Extracted records =

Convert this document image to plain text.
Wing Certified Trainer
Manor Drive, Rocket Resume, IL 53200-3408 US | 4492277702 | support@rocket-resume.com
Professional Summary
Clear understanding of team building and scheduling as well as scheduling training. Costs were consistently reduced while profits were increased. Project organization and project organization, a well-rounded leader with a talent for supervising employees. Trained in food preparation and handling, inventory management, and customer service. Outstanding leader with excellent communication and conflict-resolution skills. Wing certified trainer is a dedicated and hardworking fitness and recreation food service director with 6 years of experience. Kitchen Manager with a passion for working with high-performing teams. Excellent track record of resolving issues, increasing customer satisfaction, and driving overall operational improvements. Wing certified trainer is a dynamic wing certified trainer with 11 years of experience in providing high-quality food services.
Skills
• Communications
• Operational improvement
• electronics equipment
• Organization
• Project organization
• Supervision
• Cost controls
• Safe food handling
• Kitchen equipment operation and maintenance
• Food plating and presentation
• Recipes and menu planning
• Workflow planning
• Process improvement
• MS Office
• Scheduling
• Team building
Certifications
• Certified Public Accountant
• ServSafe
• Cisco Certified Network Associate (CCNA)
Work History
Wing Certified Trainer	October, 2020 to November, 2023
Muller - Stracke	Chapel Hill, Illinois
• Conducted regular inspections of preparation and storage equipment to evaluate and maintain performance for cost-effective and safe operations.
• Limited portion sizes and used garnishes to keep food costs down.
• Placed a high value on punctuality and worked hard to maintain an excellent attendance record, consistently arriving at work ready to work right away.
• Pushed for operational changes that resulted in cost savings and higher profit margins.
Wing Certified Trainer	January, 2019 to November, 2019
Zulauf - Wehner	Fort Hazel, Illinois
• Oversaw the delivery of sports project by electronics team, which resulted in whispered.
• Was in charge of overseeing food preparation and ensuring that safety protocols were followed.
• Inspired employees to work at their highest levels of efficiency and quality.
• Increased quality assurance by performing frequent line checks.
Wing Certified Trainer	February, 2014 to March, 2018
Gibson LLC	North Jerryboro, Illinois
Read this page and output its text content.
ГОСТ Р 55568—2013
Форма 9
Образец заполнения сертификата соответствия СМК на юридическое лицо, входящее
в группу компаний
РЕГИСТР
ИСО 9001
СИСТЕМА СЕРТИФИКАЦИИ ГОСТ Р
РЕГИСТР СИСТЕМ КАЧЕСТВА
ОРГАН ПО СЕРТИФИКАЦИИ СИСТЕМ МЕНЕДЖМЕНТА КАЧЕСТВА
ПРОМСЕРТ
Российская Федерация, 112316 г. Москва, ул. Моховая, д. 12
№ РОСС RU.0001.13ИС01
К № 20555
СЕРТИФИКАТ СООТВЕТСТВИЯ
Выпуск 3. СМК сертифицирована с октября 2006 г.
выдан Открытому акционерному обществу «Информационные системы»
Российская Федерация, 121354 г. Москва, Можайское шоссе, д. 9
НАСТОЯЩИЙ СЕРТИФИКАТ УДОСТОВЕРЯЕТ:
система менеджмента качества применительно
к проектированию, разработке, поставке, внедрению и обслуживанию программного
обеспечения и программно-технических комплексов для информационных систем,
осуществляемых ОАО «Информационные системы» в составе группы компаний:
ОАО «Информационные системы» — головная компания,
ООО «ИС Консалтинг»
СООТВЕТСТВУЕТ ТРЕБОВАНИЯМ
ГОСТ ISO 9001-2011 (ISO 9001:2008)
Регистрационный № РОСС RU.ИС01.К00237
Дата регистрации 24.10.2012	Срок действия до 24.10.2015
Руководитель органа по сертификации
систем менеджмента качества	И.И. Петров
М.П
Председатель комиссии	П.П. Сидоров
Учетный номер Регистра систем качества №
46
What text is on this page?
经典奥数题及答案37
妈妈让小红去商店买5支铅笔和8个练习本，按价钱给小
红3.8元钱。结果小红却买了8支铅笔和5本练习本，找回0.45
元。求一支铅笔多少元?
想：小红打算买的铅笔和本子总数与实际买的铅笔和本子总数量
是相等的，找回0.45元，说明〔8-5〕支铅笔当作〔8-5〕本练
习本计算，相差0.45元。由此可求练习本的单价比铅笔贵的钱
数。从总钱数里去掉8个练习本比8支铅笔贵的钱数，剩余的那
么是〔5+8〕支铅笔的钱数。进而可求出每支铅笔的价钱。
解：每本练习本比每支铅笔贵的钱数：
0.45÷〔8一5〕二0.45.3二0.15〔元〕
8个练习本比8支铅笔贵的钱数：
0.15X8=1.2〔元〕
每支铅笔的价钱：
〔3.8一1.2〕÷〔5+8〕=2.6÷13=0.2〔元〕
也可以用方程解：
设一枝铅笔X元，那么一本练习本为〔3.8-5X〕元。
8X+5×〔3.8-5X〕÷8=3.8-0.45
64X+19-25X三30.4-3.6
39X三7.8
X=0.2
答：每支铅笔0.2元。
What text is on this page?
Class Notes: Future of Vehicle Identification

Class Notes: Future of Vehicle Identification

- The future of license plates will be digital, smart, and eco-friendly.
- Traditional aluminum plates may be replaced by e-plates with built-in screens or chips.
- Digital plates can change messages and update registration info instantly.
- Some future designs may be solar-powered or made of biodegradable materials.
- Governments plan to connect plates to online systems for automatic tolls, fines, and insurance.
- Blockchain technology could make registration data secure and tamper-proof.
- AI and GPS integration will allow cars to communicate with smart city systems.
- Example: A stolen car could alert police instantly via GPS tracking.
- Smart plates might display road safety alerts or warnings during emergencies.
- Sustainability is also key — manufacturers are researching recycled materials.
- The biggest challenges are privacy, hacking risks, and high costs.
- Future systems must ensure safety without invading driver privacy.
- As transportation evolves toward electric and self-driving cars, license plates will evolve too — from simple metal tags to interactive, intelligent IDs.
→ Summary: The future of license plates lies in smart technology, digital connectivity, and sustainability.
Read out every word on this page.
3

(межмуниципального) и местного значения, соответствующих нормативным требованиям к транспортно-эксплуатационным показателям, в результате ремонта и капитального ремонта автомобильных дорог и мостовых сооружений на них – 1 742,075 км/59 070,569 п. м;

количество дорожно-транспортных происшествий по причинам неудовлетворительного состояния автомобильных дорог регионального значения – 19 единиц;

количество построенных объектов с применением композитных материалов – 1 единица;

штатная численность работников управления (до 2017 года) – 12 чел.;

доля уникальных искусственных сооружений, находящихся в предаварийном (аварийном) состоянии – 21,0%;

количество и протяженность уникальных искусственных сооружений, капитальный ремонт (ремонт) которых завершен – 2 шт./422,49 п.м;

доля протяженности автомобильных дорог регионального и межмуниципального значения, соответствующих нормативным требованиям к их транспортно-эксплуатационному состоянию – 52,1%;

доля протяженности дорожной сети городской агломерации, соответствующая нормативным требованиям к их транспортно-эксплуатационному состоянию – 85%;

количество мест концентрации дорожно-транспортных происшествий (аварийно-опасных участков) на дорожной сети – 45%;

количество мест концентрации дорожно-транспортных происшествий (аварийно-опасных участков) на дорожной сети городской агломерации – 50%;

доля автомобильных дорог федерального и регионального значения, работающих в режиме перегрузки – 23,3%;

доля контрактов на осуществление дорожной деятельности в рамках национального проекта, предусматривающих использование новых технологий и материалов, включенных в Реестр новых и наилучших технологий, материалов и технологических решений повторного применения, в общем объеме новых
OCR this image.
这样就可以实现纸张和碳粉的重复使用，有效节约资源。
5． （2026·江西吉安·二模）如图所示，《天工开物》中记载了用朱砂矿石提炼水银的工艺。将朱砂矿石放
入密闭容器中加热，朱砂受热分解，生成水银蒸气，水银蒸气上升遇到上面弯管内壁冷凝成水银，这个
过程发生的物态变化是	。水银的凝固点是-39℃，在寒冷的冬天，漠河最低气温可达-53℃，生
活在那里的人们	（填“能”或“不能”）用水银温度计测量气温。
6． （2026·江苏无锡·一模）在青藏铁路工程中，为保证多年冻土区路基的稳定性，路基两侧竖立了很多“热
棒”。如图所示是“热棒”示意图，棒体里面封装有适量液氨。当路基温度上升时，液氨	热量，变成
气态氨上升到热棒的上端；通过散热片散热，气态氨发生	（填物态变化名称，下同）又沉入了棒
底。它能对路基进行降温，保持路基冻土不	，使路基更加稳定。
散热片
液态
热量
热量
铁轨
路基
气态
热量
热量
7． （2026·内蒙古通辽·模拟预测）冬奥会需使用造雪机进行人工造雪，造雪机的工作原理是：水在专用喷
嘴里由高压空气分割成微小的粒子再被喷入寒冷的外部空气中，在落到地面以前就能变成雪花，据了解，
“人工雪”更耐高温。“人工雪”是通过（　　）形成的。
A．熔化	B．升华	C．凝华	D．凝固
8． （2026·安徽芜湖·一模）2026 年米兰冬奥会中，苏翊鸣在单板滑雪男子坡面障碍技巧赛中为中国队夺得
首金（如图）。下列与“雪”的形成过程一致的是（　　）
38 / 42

Your goal = Tell how many lines above contain the word "городской". Give the number alone.

Correct response = 2